● **Short task**:
The records below must be duplicated exactly, character for character.

** start of Exercise material **

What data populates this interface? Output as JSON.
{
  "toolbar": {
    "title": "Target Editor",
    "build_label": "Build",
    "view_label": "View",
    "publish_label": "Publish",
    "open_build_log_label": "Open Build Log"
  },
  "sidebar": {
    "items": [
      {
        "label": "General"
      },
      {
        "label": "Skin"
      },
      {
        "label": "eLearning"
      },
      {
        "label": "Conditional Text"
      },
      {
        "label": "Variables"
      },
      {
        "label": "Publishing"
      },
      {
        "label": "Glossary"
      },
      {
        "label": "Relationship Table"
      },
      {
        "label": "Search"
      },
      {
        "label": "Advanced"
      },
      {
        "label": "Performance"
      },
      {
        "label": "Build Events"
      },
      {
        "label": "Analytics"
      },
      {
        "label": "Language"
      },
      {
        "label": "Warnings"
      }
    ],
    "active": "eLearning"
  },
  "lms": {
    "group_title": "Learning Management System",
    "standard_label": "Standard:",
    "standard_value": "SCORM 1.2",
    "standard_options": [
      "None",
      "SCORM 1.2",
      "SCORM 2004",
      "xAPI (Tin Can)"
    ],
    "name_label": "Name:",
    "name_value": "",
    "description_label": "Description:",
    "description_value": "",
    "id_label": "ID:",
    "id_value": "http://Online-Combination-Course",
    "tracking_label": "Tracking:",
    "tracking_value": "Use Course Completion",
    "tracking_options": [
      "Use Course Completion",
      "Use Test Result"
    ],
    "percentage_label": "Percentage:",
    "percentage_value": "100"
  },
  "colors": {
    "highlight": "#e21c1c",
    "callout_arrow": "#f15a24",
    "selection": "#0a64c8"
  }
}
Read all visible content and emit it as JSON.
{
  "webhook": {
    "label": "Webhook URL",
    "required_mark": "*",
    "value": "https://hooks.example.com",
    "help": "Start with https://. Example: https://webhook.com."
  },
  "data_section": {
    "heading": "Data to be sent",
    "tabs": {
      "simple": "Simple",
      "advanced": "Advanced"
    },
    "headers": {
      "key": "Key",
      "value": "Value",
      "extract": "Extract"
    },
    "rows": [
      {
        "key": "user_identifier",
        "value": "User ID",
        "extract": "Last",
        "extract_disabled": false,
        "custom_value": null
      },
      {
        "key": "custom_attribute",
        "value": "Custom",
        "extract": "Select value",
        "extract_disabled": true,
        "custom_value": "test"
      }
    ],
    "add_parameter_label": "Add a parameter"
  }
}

** end of Exercise material **

● **Result below**:
What data populates this interface? Output as JSON.
{
  "toolbar": {
    "title": "Target Editor",
    "build_label": "Build",
    "view_label": "View",
    "publish_label": "Publish",
    "open_build_log_label": "Open Build Log"
  },
  "sidebar": {
    "items": [
      {
        "label": "General"
      },
      {
        "label": "Skin"
      },
      {
        "label": "eLearning"
      },
      {
        "label": "Conditional Text"
      },
      {
        "label": "Variables"
      },
      {
        "label": "Publishing"
      },
      {
        "label": "Glossary"
      },
      {
        "label": "Relationship Table"
      },
      {
        "label": "Search"
      },
      {
        "label": "Advanced"
      },
      {
        "label": "Performance"
      },
      {
        "label": "Build Events"
      },
      {
        "label": "Analytics"
      },
      {
        "label": "Language"
      },
      {
        "label": "Warnings"
      }
    ],
    "active": "eLearning"
  },
  "lms": {
    "group_title": "Learning Management System",
    "standard_label": "Standard:",
    "standard_value": "SCORM 1.2",
    "standard_options": [
      "None",
      "SCORM 1.2",
      "SCORM 2004",
      "xAPI (Tin Can)"
    ],
    "name_label": "Name:",
    "name_value": "",
    "description_label": "Description:",
    "description_value": "",
    "id_label": "ID:",
    "id_value": "http://Online-Combination-Course",
    "tracking_label": "Tracking:",
    "tracking_value": "Use Course Completion",
    "tracking_options": [
      "Use Course Completion",
      "Use Test Result"
    ],
    "percentage_label": "Percentage:",
    "percentage_value": "100"
  },
  "colors": {
    "highlight": "#e21c1c",
    "callout_arrow": "#f15a24",
    "selection": "#0a64c8"
  }
}
Read all visible content and emit it as JSON.
{
  "webhook": {
    "label": "Webhook URL",
    "required_mark": "*",
    "value": "https://hooks.example.com",
    "help": "Start with https://. Example: https://webhook.com."
  },
  "data_section": {
    "heading": "Data to be sent",
    "tabs": {
      "simple": "Simple",
      "advanced": "Advanced"
    },
    "headers": {
      "key": "Key",
      "value": "Value",
      "extract": "Extract"
    },
    "rows": [
      {
        "key": "user_identifier",
        "value": "User ID",
        "extract": "Last",
        "extract_disabled": false,
        "custom_value": null
      },
      {
        "key": "custom_attribute",
        "value": "Custom",
        "extract": "Select value",
        "extract_disabled": true,
        "custom_value": "test"
      }
    ],
    "add_parameter_label": "Add a parameter"
  }
}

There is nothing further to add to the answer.